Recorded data
━━━━

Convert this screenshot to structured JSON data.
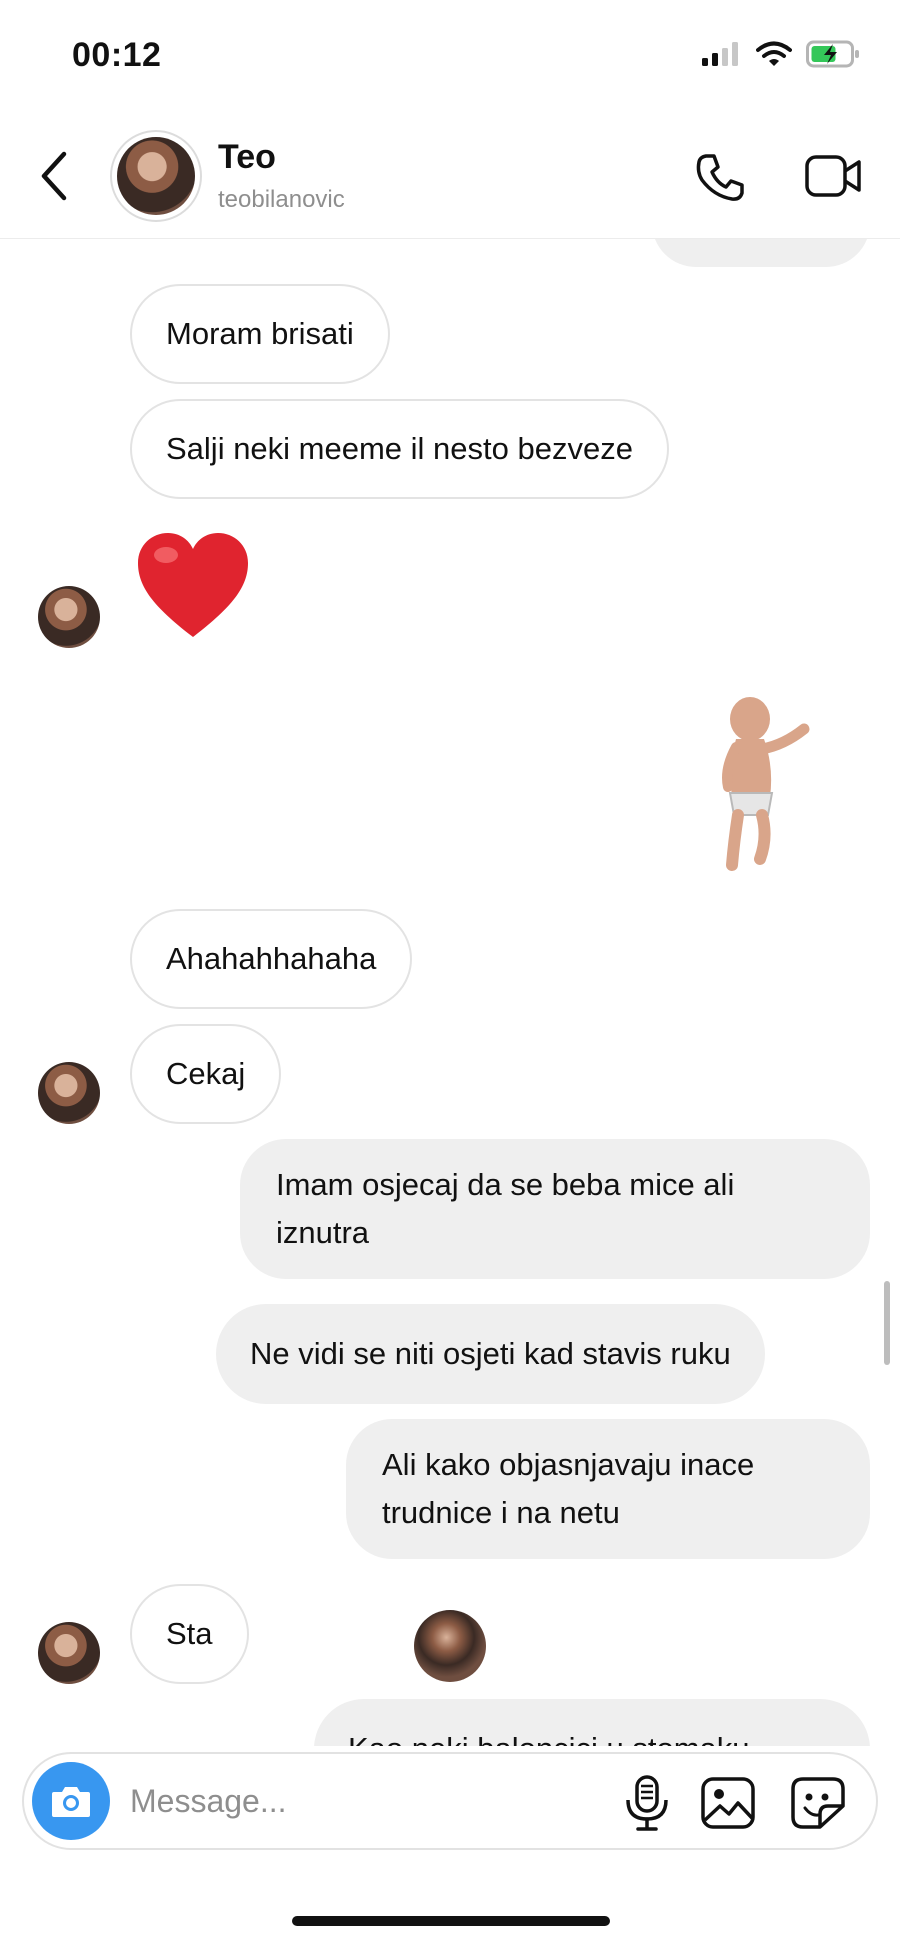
{
  "status_bar": {
    "time": "00:12",
    "icons": [
      "signal-icon",
      "wifi-icon",
      "battery-charging-icon"
    ],
    "battery_color": "#34c759"
  },
  "header": {
    "name": "Teo",
    "username": "teobilanovic",
    "icons": [
      "back-arrow-icon",
      "phone-icon",
      "video-camera-icon"
    ]
  },
  "messages": [
    {
      "from": "them",
      "text": "Moram brisati"
    },
    {
      "from": "them",
      "text": "Salji neki meeme il nesto bezveze"
    },
    {
      "from": "them",
      "type": "emoji",
      "icon": "heart-icon",
      "color": "#e0242f"
    },
    {
      "from": "me",
      "type": "sticker",
      "icon": "dancing-baby-sticker"
    },
    {
      "from": "them",
      "text": "Ahahahhahaha"
    },
    {
      "from": "them",
      "text": "Cekaj"
    },
    {
      "from": "me",
      "text": "Imam osjecaj da se beba mice ali iznutra"
    },
    {
      "from": "me",
      "text": "Ne vidi se niti osjeti kad stavis ruku"
    },
    {
      "from": "me",
      "text": "Ali kako objasnjavaju inace trudnice i na netu"
    },
    {
      "from": "them",
      "text": "Sta"
    },
    {
      "from": "me",
      "text": "Kao neki baloncici u stomaku"
    }
  ],
  "composer": {
    "placeholder": "Message...",
    "icons": [
      "camera-icon",
      "microphone-icon",
      "gallery-icon",
      "sticker-icon"
    ],
    "camera_button_color": "#3897f0"
  }
}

━━━━

THE PROBLEM. Repeat the listing above exactly, with no pictures.

TASK ANSWER.
Convert this screenshot to structured JSON data.
{
  "status_bar": {
    "time": "00:12",
    "icons": [
      "signal-icon",
      "wifi-icon",
      "battery-charging-icon"
    ],
    "battery_color": "#34c759"
  },
  "header": {
    "name": "Teo",
    "username": "teobilanovic",
    "icons": [
      "back-arrow-icon",
      "phone-icon",
      "video-camera-icon"
    ]
  },
  "messages": [
    {
      "from": "them",
      "text": "Moram brisati"
    },
    {
      "from": "them",
      "text": "Salji neki meeme il nesto bezveze"
    },
    {
      "from": "them",
      "type": "emoji",
      "icon": "heart-icon",
      "color": "#e0242f"
    },
    {
      "from": "me",
      "type": "sticker",
      "icon": "dancing-baby-sticker"
    },
    {
      "from": "them",
      "text": "Ahahahhahaha"
    },
    {
      "from": "them",
      "text": "Cekaj"
    },
    {
      "from": "me",
      "text": "Imam osjecaj da se beba mice ali iznutra"
    },
    {
      "from": "me",
      "text": "Ne vidi se niti osjeti kad stavis ruku"
    },
    {
      "from": "me",
      "text": "Ali kako objasnjavaju inace trudnice i na netu"
    },
    {
      "from": "them",
      "text": "Sta"
    },
    {
      "from": "me",
      "text": "Kao neki baloncici u stomaku"
    }
  ],
  "composer": {
    "placeholder": "Message...",
    "icons": [
      "camera-icon",
      "microphone-icon",
      "gallery-icon",
      "sticker-icon"
    ],
    "camera_button_color": "#3897f0"
  }
}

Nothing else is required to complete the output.